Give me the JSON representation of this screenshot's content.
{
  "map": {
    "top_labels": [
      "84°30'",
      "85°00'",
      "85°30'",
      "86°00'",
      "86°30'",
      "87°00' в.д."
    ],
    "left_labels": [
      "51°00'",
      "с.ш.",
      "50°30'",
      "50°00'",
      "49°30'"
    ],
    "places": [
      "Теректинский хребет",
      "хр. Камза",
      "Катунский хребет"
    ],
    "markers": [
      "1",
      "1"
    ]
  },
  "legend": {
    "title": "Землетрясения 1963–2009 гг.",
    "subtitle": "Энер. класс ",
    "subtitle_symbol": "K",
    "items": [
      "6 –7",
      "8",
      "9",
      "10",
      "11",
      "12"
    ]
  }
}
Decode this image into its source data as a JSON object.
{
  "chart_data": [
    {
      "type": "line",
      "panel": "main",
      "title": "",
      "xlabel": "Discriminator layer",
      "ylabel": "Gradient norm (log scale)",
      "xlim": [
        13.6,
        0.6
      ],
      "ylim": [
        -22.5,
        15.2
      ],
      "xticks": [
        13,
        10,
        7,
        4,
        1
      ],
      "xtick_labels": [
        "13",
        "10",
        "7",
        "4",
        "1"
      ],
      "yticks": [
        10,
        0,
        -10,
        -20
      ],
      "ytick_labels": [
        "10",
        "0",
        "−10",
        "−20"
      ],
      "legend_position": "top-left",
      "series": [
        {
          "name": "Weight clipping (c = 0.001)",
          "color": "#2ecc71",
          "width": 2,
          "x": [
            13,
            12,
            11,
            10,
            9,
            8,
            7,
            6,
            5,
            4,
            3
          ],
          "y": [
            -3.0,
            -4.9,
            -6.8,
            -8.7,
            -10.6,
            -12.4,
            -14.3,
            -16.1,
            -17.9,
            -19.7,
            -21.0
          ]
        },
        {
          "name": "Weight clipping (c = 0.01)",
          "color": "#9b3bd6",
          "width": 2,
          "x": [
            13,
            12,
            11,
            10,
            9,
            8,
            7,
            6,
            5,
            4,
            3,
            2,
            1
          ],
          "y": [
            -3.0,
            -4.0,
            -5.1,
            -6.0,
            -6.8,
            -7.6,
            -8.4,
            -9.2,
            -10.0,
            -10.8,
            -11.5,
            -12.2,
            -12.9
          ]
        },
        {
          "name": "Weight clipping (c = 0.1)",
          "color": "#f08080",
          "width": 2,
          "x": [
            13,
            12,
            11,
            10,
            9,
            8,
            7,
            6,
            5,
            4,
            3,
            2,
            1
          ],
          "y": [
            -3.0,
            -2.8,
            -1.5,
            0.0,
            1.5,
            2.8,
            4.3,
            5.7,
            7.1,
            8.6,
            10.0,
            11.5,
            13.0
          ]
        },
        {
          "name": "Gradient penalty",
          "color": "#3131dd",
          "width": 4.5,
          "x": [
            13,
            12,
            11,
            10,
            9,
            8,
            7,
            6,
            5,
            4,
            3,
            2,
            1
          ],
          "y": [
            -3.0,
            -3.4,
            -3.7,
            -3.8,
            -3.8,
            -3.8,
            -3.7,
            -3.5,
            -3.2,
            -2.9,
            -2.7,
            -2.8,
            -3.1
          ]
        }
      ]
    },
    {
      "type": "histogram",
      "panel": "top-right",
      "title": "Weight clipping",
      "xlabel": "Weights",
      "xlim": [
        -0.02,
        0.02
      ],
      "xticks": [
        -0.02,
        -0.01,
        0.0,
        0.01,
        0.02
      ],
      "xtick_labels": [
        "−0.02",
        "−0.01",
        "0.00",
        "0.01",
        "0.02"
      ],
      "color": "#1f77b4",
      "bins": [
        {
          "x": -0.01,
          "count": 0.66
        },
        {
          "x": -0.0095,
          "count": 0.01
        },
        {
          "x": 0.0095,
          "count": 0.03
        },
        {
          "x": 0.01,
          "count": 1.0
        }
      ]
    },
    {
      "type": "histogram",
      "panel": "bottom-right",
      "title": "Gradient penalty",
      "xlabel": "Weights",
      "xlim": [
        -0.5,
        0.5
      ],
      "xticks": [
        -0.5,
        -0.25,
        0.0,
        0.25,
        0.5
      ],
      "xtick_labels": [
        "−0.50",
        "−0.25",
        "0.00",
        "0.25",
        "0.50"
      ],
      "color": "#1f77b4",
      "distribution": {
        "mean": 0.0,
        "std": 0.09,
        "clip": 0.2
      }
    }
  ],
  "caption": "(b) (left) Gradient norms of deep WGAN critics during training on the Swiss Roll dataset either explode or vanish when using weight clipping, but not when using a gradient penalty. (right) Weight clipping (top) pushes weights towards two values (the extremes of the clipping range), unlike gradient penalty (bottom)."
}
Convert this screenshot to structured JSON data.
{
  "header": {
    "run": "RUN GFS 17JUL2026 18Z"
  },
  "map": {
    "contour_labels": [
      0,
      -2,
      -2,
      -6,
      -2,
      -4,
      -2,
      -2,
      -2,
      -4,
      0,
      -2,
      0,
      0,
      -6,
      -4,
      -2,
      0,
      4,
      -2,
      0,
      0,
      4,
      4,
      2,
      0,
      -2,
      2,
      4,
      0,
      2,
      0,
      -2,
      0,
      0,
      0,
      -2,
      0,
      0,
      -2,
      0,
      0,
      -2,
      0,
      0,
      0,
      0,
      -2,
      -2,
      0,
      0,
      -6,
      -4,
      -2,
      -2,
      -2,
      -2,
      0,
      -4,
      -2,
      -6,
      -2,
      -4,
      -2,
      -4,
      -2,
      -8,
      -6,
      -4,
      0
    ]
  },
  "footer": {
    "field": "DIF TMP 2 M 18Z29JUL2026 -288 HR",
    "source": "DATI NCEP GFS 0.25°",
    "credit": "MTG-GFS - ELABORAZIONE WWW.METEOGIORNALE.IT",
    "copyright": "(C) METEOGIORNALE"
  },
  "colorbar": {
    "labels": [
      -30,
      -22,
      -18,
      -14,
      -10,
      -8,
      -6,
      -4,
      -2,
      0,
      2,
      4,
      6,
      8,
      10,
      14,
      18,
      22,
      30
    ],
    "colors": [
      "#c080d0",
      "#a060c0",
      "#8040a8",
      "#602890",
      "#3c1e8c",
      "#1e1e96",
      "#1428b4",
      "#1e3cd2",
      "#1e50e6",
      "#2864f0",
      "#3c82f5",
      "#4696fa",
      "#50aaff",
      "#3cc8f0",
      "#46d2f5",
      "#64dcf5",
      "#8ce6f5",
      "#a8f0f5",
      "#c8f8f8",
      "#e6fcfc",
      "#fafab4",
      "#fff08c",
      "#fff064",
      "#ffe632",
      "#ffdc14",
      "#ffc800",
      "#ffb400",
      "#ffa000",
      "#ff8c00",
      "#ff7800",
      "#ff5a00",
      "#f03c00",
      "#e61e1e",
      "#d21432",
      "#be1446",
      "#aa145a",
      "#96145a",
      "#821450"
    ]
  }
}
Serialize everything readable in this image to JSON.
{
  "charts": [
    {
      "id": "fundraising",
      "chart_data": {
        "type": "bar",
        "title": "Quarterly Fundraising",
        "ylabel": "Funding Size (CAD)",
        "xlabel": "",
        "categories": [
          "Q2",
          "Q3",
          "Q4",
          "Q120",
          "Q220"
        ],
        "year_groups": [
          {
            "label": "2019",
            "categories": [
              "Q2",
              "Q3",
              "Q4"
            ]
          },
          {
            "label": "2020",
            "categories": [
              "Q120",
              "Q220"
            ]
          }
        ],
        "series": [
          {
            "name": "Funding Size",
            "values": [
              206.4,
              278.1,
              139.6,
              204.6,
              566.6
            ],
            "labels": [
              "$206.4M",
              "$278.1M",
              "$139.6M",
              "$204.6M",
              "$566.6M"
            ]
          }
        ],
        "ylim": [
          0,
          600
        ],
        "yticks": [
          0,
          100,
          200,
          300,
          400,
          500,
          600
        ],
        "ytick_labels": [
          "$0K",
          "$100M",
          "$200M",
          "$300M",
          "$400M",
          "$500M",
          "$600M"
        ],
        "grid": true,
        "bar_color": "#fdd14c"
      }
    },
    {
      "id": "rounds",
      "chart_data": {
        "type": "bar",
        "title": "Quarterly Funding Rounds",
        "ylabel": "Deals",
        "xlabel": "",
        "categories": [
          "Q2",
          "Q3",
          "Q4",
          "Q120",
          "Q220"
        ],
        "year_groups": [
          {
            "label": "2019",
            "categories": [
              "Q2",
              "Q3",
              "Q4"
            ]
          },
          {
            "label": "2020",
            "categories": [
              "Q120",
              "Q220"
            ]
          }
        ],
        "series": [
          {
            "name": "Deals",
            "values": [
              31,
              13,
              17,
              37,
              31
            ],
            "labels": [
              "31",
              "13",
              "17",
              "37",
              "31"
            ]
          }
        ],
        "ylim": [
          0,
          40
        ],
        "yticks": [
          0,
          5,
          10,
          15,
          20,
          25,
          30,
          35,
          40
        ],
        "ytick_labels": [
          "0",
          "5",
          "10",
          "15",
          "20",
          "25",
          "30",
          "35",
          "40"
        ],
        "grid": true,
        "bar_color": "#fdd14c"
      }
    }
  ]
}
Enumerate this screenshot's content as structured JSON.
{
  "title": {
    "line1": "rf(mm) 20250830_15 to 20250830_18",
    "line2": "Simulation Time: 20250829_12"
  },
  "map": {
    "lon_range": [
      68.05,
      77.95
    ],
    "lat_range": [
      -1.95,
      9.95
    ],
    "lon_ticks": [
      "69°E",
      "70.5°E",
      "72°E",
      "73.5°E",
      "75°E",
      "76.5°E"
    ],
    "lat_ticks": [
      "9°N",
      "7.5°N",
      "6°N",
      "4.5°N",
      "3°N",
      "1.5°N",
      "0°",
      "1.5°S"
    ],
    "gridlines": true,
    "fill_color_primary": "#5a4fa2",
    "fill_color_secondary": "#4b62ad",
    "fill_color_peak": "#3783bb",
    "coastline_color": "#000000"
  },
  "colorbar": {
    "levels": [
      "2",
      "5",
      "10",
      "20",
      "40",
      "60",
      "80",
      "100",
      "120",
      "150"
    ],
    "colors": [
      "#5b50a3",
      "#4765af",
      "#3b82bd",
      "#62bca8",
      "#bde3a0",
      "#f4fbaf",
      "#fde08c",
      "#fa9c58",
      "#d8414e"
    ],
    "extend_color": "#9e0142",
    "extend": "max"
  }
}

(Problem requirements): Identify which lines contain the word "METEOGIORNALE" and copy each one.

(Complete output):
    "credit": "MTG-GFS - ELABORAZIONE WWW.METEOGIORNALE.IT",
    "copyright": "(C) METEOGIORNALE"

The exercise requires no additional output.